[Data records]
## begin
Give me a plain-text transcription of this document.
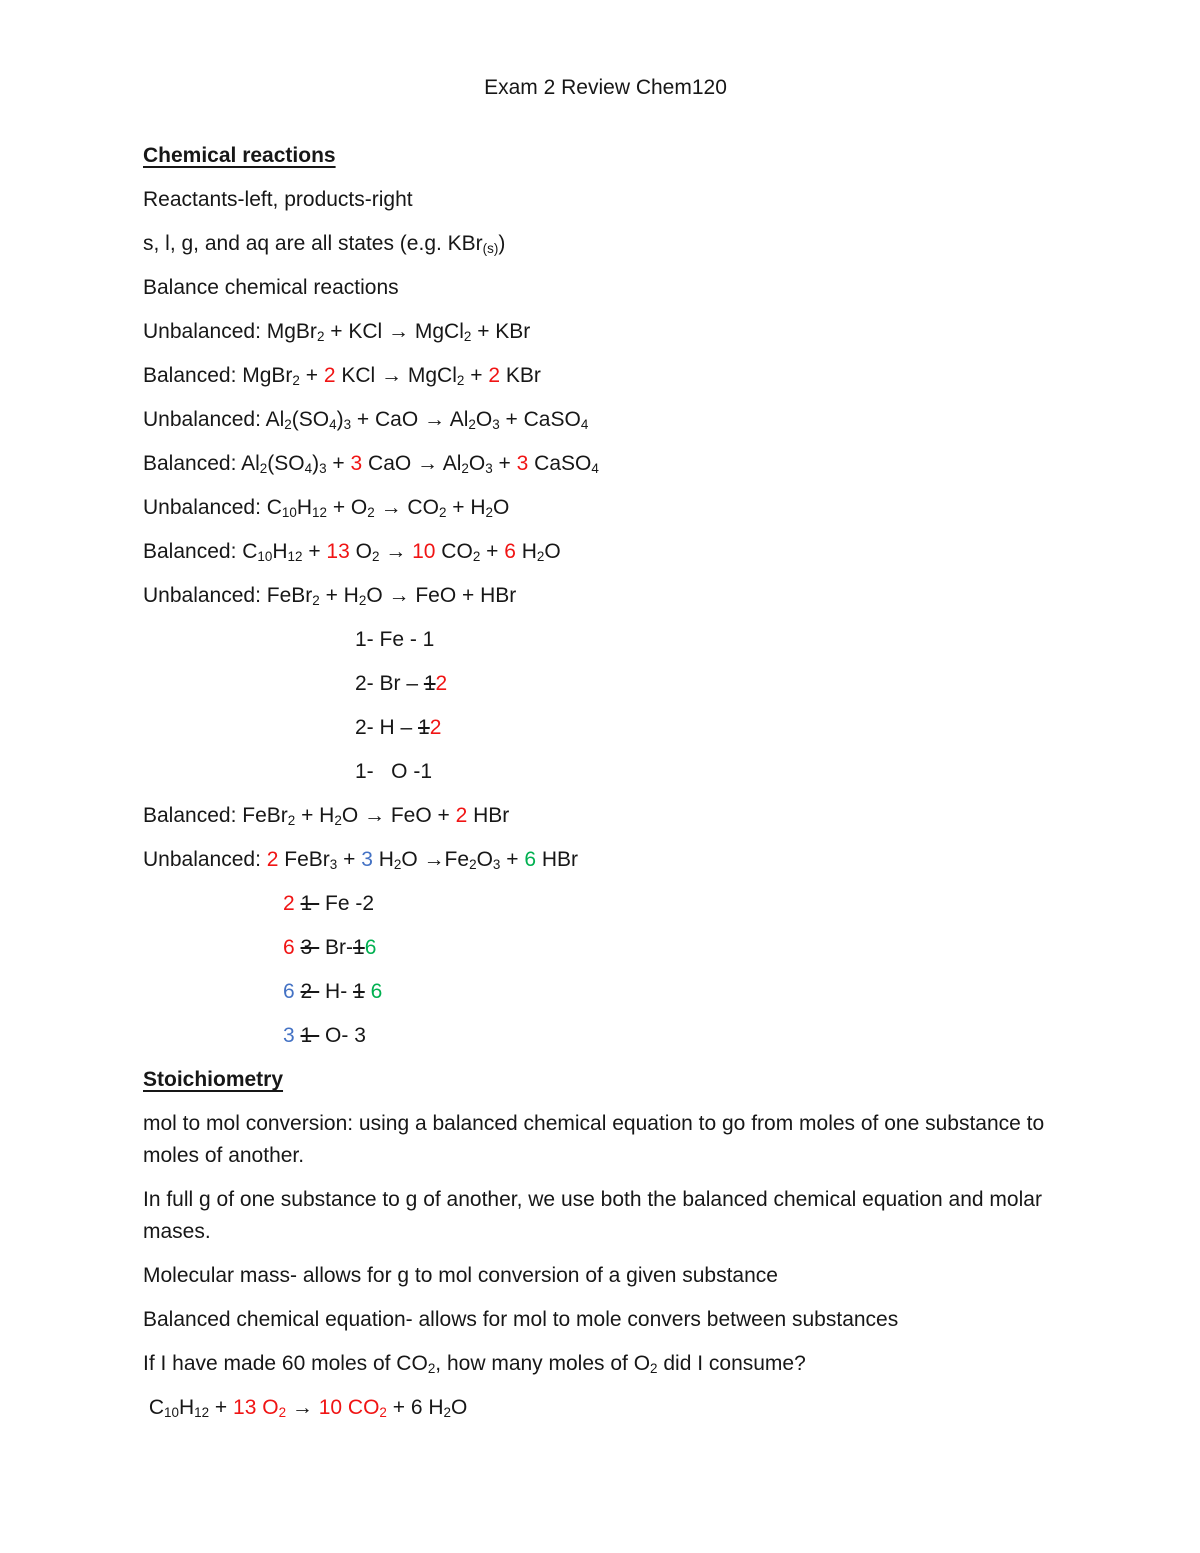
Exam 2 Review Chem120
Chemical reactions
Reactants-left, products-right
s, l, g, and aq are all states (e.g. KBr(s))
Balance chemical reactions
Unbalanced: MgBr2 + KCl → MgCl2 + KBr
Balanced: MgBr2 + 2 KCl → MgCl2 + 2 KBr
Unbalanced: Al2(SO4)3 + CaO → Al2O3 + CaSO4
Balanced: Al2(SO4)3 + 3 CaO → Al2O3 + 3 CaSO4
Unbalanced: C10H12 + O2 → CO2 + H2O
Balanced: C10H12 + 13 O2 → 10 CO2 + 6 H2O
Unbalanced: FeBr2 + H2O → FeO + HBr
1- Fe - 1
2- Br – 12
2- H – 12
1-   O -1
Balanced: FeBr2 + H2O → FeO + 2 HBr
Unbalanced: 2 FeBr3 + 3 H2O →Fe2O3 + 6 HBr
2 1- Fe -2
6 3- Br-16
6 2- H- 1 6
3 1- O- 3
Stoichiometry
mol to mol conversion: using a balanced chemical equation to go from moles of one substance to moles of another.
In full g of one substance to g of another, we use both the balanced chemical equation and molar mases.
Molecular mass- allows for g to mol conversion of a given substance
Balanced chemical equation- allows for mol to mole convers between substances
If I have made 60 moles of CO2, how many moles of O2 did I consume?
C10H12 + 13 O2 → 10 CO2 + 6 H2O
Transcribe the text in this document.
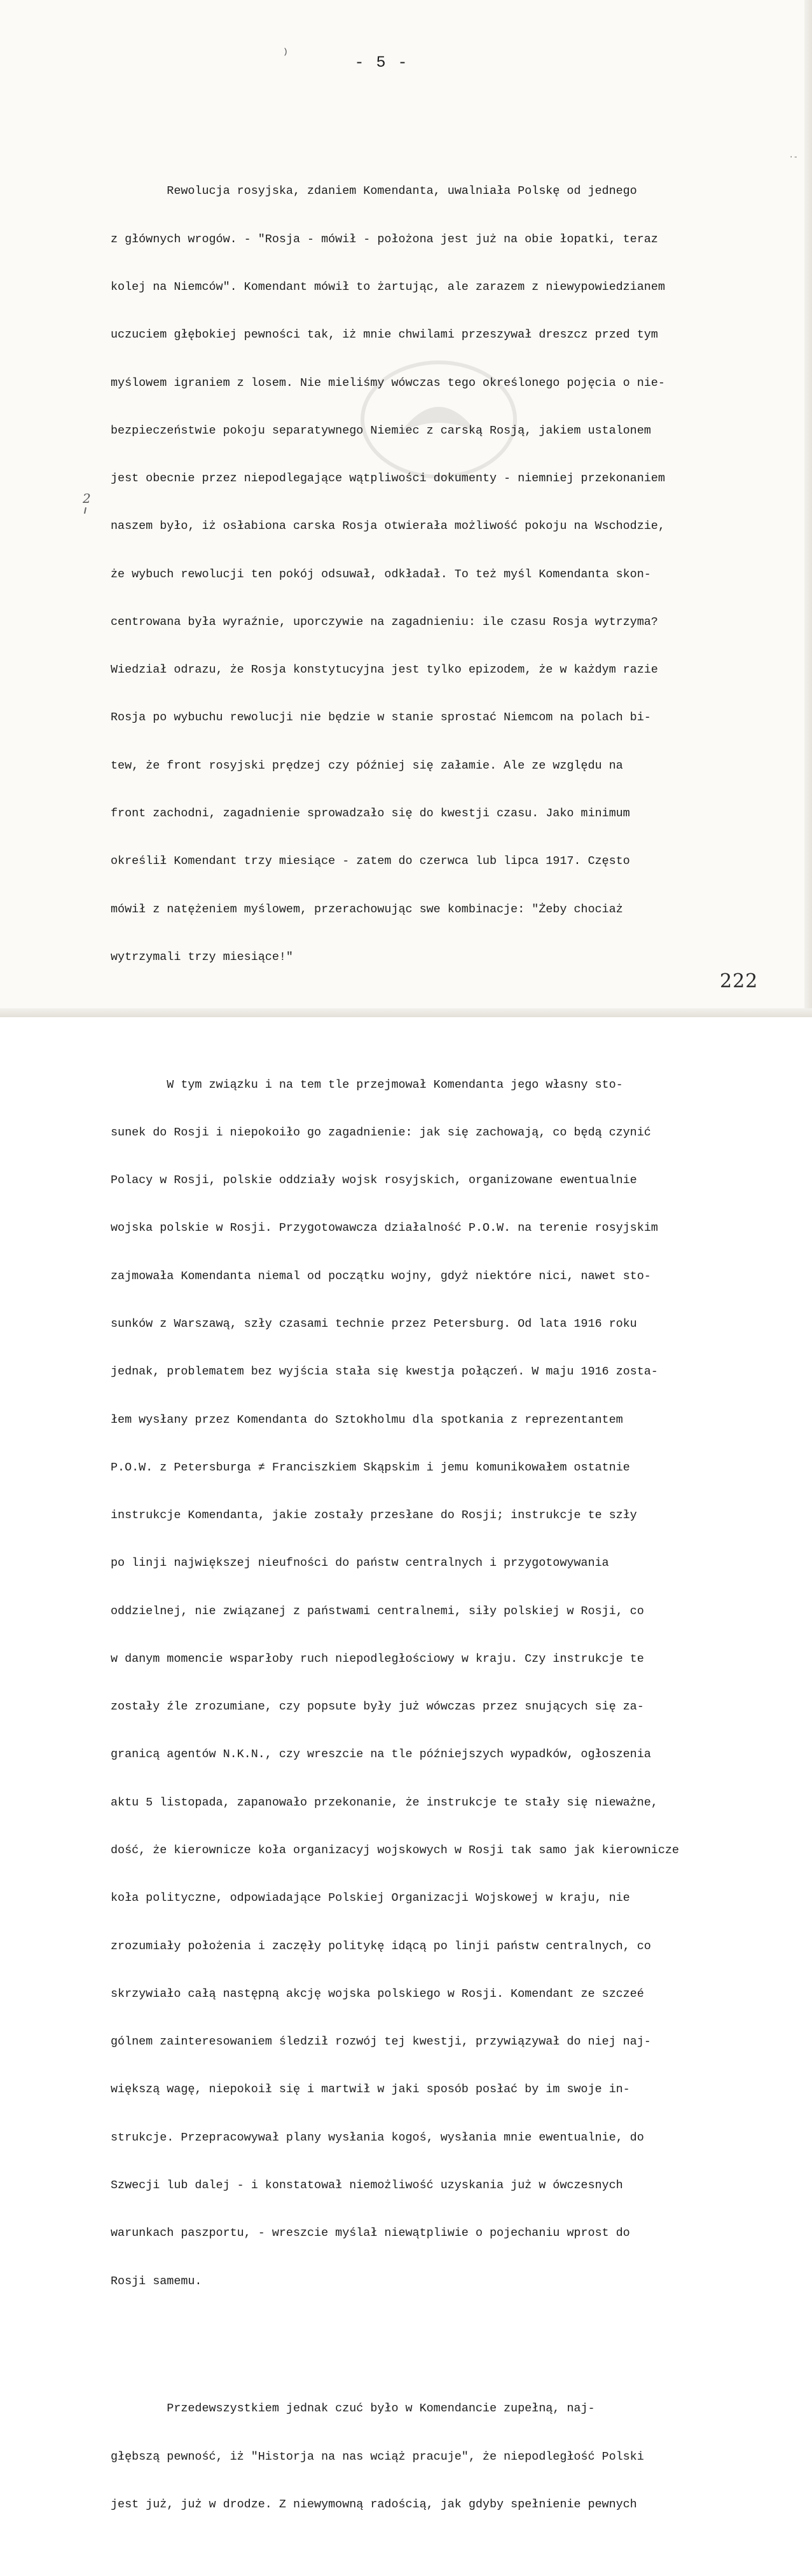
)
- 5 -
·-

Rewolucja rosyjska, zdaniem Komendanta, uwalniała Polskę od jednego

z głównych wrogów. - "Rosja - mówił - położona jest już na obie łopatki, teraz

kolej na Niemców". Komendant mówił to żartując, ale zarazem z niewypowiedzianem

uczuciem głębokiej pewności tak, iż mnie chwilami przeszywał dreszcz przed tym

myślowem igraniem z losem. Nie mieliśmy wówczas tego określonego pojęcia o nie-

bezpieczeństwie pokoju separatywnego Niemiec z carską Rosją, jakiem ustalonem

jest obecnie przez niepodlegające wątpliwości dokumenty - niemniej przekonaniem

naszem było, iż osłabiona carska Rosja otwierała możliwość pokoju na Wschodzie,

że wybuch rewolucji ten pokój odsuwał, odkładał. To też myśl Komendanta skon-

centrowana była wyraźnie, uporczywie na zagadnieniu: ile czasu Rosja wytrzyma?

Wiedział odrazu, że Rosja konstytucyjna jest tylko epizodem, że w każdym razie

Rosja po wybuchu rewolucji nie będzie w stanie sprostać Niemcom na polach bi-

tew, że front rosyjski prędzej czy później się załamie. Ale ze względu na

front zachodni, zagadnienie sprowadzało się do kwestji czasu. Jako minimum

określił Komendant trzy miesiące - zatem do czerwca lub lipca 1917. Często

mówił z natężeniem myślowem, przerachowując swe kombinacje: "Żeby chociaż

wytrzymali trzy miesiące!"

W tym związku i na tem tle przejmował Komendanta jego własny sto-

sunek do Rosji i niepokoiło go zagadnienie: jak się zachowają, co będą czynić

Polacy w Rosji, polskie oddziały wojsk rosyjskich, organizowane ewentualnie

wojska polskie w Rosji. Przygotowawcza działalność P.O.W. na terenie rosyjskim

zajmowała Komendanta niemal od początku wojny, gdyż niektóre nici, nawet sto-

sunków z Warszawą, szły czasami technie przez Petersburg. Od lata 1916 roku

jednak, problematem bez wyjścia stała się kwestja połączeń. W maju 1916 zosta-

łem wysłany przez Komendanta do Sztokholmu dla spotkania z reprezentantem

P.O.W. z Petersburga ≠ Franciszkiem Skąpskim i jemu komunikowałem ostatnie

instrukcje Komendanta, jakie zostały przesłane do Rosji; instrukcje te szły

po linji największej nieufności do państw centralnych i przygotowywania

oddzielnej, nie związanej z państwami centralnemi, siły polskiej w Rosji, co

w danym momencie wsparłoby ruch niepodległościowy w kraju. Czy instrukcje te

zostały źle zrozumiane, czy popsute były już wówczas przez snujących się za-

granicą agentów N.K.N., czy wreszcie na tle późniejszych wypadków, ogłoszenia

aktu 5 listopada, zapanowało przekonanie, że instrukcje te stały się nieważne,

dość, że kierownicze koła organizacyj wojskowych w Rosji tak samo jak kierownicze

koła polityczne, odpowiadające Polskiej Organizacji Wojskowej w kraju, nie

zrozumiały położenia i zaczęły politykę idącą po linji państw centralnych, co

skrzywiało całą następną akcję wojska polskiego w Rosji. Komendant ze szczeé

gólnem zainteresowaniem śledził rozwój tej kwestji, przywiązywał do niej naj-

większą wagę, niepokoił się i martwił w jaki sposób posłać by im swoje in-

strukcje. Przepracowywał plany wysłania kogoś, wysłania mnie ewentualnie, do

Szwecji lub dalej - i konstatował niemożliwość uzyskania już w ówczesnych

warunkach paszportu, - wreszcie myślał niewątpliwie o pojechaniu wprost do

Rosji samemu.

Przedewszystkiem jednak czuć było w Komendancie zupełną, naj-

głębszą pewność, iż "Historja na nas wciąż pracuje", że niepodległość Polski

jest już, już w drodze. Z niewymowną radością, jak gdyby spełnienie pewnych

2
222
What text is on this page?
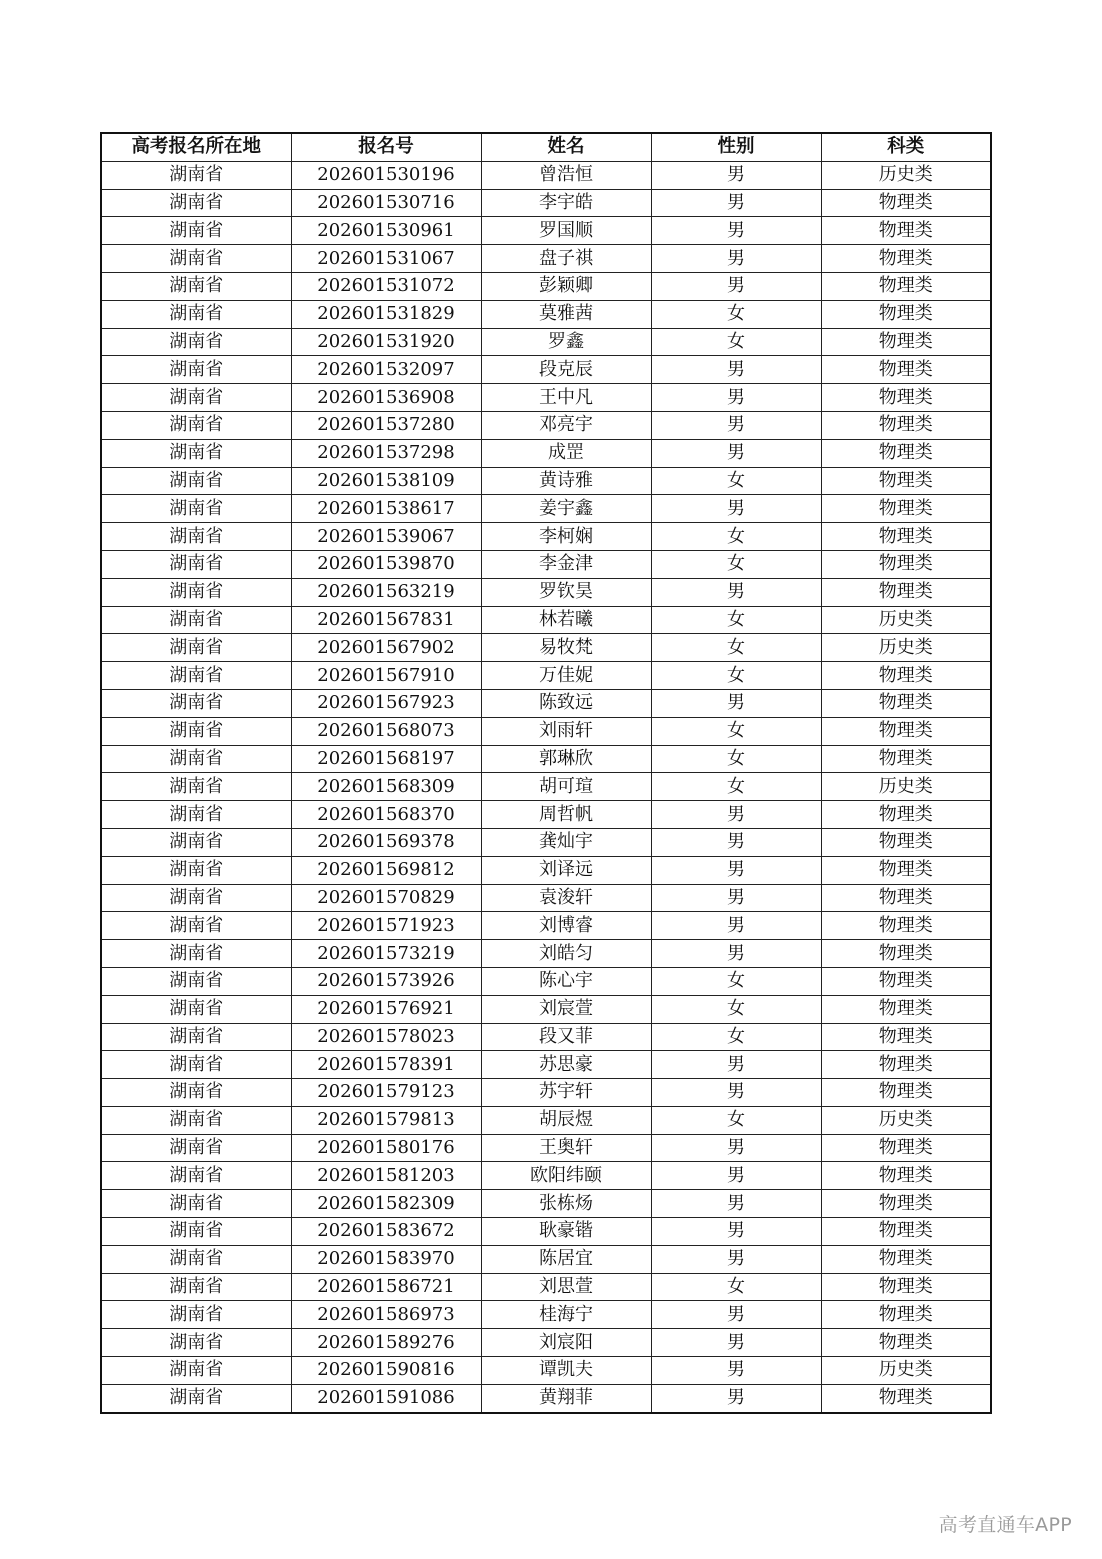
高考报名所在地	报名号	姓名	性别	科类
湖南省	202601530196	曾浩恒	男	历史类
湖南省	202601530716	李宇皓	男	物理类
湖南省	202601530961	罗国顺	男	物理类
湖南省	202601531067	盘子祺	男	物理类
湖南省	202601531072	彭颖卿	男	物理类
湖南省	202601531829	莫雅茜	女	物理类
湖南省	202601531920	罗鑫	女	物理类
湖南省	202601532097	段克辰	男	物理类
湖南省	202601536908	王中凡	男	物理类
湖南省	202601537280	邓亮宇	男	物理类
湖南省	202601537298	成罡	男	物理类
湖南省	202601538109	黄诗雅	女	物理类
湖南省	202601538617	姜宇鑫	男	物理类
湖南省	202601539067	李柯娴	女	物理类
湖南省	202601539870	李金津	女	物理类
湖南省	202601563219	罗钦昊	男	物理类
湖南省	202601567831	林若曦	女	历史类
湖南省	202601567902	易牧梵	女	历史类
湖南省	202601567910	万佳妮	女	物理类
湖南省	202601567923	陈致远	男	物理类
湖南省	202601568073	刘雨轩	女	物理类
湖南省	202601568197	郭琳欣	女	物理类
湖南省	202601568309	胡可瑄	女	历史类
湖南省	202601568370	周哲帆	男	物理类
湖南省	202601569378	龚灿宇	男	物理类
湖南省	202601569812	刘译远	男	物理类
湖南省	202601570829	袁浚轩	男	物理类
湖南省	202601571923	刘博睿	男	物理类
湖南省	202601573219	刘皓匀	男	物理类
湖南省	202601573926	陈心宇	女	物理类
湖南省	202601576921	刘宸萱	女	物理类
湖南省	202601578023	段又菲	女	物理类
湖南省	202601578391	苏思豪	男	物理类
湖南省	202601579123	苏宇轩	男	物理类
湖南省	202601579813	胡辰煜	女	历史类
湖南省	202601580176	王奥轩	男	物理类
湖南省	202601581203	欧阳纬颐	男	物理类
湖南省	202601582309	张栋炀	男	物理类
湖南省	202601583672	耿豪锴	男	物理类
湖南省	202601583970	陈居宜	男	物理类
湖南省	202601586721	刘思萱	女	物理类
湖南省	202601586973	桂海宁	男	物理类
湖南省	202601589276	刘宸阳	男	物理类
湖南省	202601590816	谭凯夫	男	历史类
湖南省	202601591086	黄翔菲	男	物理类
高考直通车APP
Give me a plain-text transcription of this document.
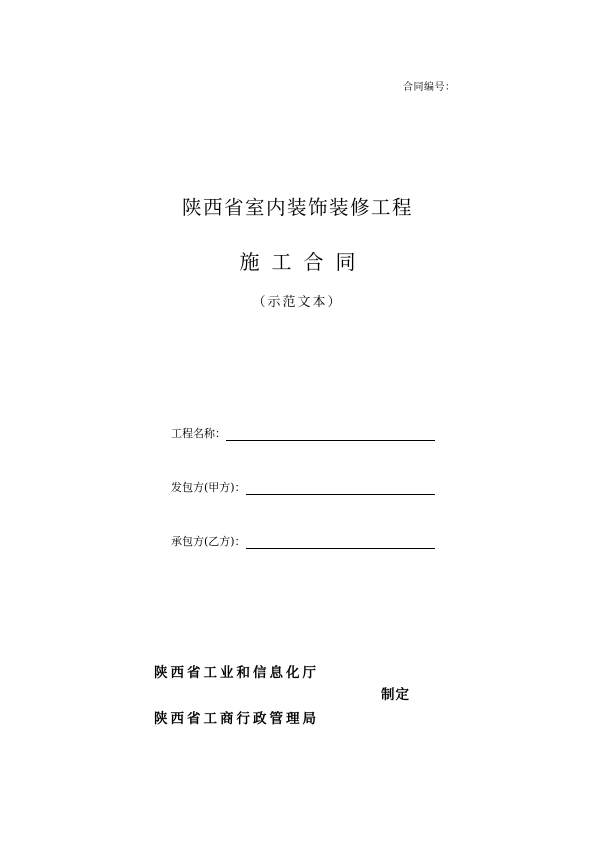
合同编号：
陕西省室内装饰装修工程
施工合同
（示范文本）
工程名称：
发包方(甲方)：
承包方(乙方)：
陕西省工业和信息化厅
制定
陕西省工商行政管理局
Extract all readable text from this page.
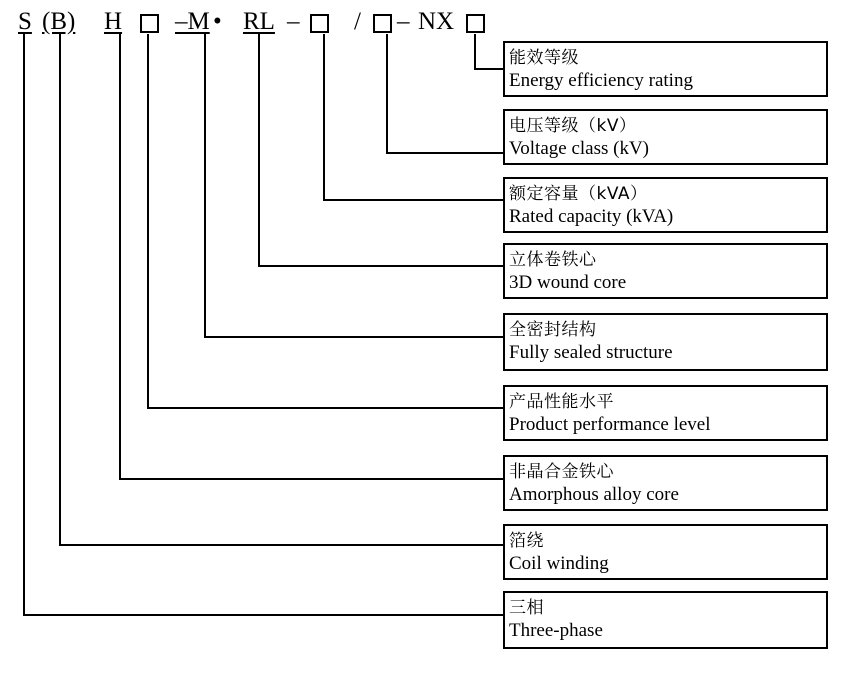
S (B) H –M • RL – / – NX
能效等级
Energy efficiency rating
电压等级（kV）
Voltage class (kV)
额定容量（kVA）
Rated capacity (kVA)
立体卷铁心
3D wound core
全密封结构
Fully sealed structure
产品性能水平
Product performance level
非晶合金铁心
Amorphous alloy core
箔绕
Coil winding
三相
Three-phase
## end
WHAT THE EXERCISE ASKS: Copy out each line of the entries that holds "zagadnienie".

SOLUTION TO THIS PROBLEM:
front zachodni, zagadnienie sprowadzało się do kwestji czasu. Jako minimum
sunek do Rosji i niepokoiło go zagadnienie: jak się zachowają, co będą czynić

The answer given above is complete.